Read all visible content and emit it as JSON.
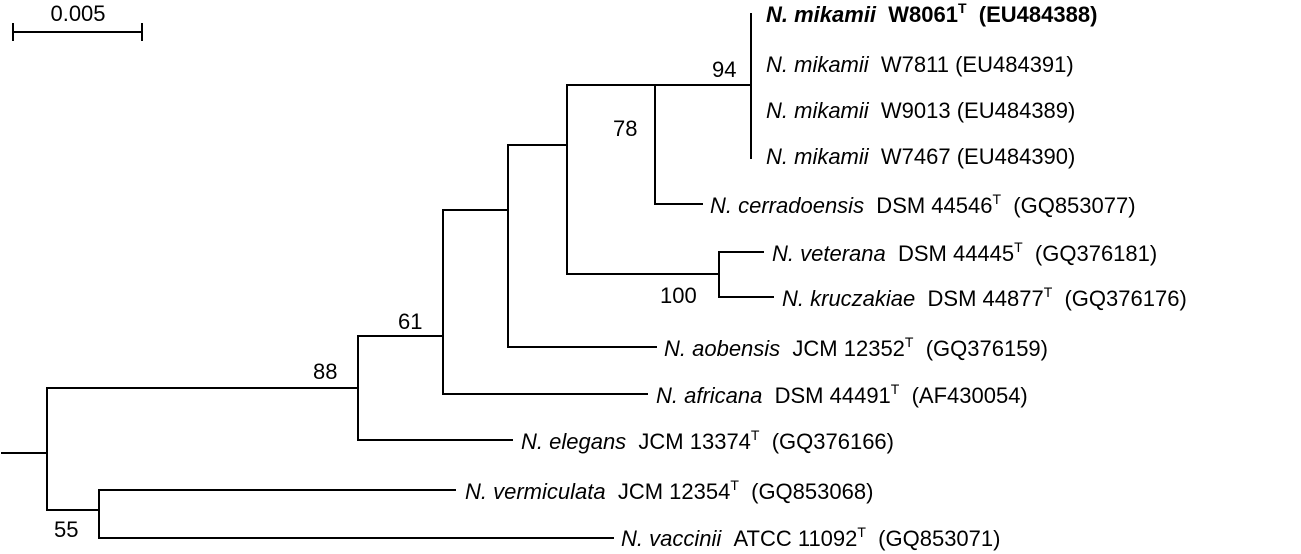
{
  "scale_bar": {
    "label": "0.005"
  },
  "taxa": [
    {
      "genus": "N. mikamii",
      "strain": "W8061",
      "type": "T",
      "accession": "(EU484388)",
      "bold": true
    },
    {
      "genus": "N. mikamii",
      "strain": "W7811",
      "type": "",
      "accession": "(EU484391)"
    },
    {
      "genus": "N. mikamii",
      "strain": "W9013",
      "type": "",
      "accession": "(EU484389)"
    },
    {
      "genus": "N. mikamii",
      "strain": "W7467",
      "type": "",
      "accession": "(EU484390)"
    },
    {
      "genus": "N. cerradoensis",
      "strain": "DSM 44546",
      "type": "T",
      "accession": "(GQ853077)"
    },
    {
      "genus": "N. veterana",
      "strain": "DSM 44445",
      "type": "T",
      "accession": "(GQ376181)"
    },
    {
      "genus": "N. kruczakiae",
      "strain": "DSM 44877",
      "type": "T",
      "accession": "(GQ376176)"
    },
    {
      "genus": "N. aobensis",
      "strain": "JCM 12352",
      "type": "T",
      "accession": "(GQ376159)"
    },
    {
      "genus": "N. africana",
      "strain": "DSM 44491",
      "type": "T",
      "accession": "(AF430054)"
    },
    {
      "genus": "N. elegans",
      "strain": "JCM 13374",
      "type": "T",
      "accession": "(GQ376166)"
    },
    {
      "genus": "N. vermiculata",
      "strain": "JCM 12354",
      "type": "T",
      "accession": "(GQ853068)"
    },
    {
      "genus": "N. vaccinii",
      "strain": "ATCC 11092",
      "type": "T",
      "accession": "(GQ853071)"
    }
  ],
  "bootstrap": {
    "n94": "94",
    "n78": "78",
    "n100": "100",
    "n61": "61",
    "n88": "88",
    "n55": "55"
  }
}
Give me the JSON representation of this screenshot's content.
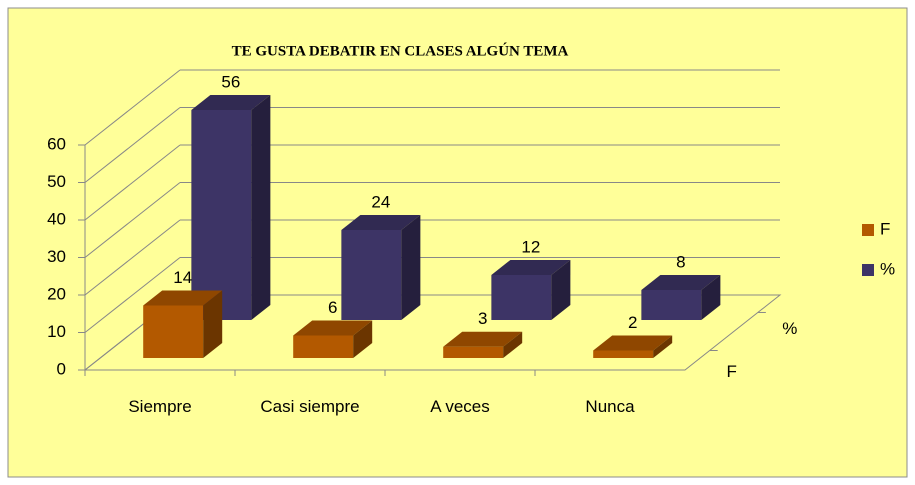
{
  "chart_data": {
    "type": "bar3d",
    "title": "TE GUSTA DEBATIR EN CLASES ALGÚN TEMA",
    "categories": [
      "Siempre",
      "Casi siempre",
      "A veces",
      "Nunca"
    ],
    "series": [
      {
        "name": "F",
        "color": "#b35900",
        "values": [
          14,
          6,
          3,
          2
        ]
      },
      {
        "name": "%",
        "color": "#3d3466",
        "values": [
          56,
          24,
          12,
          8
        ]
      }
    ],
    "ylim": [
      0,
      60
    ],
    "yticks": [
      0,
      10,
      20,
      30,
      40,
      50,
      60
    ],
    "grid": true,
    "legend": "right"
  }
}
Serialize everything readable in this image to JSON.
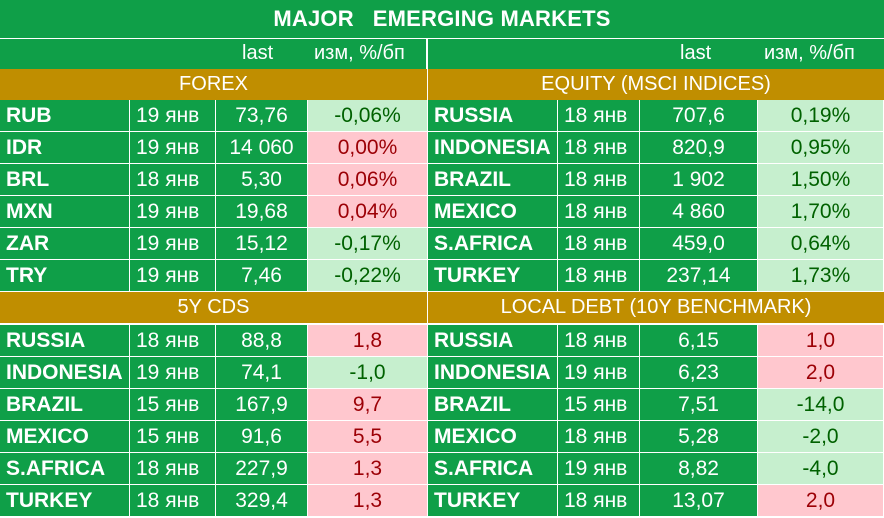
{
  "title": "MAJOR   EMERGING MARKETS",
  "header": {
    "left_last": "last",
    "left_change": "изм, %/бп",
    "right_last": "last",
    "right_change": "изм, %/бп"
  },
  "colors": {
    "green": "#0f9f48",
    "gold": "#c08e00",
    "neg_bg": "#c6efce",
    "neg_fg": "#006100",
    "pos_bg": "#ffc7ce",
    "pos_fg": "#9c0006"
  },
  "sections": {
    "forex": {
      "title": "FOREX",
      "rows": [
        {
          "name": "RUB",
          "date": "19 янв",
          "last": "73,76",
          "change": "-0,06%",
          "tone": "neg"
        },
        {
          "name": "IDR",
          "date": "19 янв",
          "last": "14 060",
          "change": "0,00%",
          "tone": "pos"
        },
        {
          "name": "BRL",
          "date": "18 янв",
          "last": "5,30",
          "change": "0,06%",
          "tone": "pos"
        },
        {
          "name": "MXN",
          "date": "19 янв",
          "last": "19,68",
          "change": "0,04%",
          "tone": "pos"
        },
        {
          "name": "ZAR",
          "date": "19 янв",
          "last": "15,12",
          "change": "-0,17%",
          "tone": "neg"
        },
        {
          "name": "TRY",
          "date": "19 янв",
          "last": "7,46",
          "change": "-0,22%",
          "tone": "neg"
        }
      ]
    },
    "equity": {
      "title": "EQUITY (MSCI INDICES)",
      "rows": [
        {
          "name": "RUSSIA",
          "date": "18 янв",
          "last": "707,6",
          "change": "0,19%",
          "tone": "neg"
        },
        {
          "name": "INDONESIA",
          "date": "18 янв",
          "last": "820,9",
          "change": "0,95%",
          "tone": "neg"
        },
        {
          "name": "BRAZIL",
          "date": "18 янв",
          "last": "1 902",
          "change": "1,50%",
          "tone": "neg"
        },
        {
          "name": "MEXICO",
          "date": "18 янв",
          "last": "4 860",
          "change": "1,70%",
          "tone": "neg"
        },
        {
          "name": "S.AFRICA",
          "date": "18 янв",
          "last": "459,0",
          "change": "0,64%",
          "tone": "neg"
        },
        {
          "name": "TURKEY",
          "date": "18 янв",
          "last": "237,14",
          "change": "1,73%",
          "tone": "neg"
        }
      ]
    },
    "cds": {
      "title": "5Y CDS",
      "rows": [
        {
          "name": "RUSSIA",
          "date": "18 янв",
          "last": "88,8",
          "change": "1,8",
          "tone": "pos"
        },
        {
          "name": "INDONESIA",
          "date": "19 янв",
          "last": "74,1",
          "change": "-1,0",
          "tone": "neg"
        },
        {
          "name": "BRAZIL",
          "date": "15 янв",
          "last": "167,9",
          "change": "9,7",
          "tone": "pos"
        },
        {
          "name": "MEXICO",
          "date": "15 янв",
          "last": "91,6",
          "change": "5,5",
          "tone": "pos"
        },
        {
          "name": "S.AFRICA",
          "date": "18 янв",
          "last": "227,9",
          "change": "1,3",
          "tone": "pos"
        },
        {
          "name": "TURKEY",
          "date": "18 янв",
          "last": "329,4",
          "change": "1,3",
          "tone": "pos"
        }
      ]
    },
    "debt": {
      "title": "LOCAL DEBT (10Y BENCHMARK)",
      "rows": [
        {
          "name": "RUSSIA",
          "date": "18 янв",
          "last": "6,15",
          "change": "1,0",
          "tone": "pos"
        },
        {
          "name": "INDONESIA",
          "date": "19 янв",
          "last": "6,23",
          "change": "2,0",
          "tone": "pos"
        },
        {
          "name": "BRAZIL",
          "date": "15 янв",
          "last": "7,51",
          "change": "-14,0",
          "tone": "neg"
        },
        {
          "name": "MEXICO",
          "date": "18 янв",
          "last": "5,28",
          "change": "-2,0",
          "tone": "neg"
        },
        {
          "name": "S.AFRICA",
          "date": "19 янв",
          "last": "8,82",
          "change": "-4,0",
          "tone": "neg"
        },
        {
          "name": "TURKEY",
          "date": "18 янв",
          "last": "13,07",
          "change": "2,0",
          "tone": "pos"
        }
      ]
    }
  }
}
::::::::
WHAT THIS TASK INVOLVES —
Pull out every line containing "JSON".

TASK SOLUTION —
Read all visible content and emit it as JSON.
Give me the JSON representation of this screenshot's content.
Serialize everything readable in this image to JSON.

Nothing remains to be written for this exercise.